## What needs to be done
Of all the lines in the material below, how many include the string "zoom"? Give the number only.

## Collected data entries
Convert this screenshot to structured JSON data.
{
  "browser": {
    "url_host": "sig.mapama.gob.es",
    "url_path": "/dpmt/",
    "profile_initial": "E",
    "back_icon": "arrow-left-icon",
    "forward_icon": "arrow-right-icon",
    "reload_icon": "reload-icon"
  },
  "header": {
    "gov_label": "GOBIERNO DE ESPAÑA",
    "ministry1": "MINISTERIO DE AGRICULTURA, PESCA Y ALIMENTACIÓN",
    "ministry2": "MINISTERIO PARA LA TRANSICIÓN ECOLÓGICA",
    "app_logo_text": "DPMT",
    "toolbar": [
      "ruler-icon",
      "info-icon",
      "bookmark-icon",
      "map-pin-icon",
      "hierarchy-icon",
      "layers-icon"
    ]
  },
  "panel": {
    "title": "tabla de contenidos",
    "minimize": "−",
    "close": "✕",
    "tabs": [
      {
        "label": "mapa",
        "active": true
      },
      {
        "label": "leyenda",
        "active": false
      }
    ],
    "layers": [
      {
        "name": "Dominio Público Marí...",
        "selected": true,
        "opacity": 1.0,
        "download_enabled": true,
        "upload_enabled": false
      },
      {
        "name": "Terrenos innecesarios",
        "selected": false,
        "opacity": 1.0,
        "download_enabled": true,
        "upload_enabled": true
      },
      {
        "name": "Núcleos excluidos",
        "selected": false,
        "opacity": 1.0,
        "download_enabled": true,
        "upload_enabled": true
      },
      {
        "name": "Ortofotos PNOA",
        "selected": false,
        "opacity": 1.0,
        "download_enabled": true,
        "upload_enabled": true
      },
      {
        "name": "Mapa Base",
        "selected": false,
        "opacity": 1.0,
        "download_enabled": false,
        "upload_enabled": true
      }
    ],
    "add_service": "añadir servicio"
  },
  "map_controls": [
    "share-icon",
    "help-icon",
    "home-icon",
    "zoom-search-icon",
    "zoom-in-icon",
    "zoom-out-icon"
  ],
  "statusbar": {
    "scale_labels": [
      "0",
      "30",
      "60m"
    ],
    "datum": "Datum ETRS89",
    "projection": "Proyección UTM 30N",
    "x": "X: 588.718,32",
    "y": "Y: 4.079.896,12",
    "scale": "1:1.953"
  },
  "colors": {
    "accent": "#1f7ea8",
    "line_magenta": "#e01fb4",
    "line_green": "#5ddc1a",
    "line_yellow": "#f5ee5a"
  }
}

## Task output
3